Exercise details → Pick out each line in these entries that contains the string "game".

-- start Records shown --

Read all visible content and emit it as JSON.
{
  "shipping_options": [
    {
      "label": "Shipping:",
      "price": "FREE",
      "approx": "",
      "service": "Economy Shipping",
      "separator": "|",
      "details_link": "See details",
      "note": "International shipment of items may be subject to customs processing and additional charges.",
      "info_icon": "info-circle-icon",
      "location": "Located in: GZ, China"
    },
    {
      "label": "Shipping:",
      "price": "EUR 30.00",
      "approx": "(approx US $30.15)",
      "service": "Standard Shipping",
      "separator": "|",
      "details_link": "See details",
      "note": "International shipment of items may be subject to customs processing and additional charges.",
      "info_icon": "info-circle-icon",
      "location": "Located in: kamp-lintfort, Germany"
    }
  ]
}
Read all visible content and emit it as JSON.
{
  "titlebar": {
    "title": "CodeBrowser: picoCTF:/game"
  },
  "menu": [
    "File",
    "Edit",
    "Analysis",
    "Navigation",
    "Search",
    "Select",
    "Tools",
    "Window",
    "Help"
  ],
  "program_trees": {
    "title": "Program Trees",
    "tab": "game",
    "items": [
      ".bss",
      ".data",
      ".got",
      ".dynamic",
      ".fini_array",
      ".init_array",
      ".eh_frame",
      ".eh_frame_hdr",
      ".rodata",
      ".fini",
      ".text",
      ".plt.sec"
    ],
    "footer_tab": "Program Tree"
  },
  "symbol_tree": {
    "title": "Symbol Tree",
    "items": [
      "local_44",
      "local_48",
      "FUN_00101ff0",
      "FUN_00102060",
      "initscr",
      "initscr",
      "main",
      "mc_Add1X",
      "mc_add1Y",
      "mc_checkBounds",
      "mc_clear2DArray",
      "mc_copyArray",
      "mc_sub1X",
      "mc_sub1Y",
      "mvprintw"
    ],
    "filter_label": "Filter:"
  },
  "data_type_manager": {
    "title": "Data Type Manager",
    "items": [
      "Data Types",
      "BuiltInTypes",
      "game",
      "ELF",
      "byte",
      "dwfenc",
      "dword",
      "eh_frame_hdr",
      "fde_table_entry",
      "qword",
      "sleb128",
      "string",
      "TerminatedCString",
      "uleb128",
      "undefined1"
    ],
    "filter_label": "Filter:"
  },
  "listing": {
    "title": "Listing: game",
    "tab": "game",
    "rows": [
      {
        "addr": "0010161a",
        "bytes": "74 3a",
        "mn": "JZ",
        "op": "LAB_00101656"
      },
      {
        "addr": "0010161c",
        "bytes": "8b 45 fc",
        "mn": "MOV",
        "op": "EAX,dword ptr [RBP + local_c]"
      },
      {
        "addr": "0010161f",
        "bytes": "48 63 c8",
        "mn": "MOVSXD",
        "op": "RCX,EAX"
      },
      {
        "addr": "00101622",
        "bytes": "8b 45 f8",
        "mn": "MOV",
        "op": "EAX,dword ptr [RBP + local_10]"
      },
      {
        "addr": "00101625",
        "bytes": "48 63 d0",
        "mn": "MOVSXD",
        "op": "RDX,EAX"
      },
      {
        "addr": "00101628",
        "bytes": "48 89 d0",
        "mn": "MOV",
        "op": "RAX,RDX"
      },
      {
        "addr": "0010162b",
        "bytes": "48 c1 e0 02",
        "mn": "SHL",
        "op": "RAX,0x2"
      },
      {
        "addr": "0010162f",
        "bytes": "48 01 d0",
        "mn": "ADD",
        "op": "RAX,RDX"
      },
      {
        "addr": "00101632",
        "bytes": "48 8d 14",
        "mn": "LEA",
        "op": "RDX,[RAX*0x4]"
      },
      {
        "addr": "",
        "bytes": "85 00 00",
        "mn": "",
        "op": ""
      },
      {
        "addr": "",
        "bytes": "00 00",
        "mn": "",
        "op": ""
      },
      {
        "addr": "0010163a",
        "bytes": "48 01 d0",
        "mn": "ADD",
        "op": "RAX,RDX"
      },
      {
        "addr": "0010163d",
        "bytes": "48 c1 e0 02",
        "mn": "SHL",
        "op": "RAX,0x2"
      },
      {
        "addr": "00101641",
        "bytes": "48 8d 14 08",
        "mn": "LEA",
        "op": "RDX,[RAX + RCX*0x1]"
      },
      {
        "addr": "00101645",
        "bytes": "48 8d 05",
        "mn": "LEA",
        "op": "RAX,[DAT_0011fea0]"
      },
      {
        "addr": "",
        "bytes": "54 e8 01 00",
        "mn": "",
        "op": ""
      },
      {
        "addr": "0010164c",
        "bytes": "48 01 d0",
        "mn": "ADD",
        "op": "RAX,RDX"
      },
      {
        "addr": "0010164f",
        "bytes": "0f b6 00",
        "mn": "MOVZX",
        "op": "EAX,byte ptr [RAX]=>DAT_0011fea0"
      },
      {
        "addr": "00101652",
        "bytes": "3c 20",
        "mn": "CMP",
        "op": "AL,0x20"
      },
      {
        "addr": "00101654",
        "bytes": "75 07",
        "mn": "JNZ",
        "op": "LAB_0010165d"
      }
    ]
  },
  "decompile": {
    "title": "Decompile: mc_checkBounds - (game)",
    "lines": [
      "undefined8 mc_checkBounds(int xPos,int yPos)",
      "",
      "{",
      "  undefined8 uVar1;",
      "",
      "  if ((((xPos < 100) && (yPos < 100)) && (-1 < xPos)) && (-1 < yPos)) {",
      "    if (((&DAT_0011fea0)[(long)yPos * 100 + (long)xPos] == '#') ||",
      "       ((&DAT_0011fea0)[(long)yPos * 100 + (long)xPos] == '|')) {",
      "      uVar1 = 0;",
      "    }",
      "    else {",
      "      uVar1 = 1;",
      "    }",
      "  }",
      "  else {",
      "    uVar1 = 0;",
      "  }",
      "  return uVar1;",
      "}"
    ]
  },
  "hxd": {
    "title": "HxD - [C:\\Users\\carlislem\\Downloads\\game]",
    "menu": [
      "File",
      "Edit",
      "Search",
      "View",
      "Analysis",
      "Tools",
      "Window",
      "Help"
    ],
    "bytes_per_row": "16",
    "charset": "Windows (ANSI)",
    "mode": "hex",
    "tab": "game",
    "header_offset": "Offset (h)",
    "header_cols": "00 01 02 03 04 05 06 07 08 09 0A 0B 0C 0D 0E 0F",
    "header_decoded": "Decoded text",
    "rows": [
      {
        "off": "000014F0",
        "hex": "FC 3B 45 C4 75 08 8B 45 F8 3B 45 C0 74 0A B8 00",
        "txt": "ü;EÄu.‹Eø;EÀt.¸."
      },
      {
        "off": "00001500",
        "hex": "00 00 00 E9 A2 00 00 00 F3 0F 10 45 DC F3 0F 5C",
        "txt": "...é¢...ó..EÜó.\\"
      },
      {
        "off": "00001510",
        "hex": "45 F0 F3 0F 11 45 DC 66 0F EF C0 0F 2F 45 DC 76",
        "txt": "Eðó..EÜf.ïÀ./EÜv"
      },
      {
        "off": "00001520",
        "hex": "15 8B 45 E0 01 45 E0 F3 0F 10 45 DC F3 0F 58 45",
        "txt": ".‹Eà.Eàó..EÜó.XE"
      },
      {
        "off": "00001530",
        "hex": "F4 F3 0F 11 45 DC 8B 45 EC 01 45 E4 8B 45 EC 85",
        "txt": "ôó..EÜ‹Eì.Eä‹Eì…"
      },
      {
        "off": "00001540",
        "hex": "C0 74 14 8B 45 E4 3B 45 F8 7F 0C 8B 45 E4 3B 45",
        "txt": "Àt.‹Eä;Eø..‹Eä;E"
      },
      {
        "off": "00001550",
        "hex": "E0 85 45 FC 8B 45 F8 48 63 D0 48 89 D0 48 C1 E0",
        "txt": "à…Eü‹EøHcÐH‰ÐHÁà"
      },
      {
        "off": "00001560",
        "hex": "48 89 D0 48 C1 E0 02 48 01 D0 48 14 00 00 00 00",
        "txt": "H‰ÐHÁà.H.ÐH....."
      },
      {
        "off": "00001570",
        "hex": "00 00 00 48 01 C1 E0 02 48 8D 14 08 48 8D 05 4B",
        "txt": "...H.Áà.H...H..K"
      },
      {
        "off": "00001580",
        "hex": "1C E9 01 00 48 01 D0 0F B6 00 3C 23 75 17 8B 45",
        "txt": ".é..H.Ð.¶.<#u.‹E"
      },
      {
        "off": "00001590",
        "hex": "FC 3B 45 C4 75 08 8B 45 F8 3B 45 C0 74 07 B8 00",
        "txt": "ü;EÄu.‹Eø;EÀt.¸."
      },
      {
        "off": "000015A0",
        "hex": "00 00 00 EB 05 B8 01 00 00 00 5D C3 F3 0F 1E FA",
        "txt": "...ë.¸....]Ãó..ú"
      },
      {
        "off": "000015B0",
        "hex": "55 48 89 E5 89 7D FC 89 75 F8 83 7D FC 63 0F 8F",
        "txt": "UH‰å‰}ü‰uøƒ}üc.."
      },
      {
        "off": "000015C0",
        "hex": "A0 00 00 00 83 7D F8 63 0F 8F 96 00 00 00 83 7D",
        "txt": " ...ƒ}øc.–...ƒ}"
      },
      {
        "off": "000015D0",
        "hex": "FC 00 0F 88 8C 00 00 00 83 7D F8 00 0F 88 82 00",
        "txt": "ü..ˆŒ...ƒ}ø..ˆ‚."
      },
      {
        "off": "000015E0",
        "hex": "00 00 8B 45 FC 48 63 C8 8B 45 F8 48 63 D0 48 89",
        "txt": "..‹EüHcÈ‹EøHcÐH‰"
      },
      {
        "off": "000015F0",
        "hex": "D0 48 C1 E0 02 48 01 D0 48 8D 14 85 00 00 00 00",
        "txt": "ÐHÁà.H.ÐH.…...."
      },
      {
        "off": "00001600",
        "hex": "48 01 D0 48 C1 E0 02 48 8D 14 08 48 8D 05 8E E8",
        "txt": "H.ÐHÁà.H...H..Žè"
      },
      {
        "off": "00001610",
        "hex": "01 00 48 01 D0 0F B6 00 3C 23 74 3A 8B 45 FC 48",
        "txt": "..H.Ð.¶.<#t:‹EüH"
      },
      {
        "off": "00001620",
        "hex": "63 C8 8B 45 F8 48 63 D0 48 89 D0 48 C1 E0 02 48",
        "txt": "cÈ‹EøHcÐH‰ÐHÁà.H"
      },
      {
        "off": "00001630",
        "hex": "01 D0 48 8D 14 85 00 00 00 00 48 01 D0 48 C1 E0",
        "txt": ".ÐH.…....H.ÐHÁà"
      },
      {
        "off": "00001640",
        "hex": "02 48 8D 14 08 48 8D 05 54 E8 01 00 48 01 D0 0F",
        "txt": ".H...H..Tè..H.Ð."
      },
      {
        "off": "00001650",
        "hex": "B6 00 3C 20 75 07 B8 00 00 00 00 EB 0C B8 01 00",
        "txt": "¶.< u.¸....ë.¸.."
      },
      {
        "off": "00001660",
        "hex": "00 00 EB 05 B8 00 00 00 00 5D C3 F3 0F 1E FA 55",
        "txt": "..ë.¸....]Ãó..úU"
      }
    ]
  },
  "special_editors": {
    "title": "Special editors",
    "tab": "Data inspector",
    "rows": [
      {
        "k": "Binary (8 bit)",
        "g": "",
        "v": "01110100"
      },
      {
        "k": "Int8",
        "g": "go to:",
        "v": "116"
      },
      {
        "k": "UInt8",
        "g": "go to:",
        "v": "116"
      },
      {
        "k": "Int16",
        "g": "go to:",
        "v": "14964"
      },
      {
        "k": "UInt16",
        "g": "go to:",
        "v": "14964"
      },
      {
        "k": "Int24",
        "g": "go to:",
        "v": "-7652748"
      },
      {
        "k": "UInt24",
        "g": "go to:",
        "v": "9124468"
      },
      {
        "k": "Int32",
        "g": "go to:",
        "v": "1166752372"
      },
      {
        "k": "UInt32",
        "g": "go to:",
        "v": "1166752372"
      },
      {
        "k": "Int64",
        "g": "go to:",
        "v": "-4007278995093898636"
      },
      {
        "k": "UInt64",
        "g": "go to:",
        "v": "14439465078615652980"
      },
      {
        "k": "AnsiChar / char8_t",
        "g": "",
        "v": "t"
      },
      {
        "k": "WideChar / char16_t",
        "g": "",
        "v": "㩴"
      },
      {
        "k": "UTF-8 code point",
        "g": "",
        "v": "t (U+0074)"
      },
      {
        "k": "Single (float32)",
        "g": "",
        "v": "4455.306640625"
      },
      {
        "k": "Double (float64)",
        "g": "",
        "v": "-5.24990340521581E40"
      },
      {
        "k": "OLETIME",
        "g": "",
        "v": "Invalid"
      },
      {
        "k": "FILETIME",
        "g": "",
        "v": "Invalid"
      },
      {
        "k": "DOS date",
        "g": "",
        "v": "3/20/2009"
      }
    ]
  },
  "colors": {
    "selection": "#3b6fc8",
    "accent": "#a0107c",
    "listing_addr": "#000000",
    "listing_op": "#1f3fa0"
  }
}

-- end Records shown --

Answer to the task →
    "title": "CodeBrowser: picoCTF:/game"
    "tab": "game",
      "game",
    "title": "Listing: game",
    "tab": "game",
    "title": "Decompile: mc_checkBounds - (game)",
    "title": "HxD - [C:\\Users\\carlislem\\Downloads\\game]",
    "tab": "game",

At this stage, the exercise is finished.